→ Stated problem: Write out the whole of the material exactly.
════════════════════
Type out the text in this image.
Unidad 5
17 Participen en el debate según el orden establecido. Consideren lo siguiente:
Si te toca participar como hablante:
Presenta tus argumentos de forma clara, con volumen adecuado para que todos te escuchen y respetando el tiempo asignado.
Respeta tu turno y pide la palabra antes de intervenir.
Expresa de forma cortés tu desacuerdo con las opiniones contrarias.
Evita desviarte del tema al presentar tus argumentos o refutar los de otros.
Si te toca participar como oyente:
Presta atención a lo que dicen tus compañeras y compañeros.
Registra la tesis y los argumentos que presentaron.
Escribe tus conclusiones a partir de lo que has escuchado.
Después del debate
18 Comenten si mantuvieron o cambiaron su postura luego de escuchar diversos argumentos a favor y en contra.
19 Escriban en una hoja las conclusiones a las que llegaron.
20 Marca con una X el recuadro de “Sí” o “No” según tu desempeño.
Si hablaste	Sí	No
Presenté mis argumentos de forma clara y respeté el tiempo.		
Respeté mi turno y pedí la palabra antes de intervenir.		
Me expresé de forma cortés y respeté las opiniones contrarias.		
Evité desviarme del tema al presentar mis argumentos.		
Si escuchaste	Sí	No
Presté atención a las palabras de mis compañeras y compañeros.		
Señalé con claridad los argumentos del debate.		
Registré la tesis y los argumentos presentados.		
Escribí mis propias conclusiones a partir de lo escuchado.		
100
════════════════════
→ Task response:
Type out the text in this image.
Unidad 5
17 Participen en el debate según el orden establecido. Consideren lo siguiente:
Si te toca participar como hablante:
Presenta tus argumentos de forma clara, con volumen adecuado para que todos te escuchen y respetando el tiempo asignado.
Respeta tu turno y pide la palabra antes de intervenir.
Expresa de forma cortés tu desacuerdo con las opiniones contrarias.
Evita desviarte del tema al presentar tus argumentos o refutar los de otros.
Si te toca participar como oyente:
Presta atención a lo que dicen tus compañeras y compañeros.
Registra la tesis y los argumentos que presentaron.
Escribe tus conclusiones a partir de lo que has escuchado.
Después del debate
18 Comenten si mantuvieron o cambiaron su postura luego de escuchar diversos argumentos a favor y en contra.
19 Escriban en una hoja las conclusiones a las que llegaron.
20 Marca con una X el recuadro de “Sí” o “No” según tu desempeño.
Si hablaste	Sí	No
Presenté mis argumentos de forma clara y respeté el tiempo.		
Respeté mi turno y pedí la palabra antes de intervenir.		
Me expresé de forma cortés y respeté las opiniones contrarias.		
Evité desviarme del tema al presentar mis argumentos.		
Si escuchaste	Sí	No
Presté atención a las palabras de mis compañeras y compañeros.		
Señalé con claridad los argumentos del debate.		
Registré la tesis y los argumentos presentados.		
Escribí mis propias conclusiones a partir de lo escuchado.		
100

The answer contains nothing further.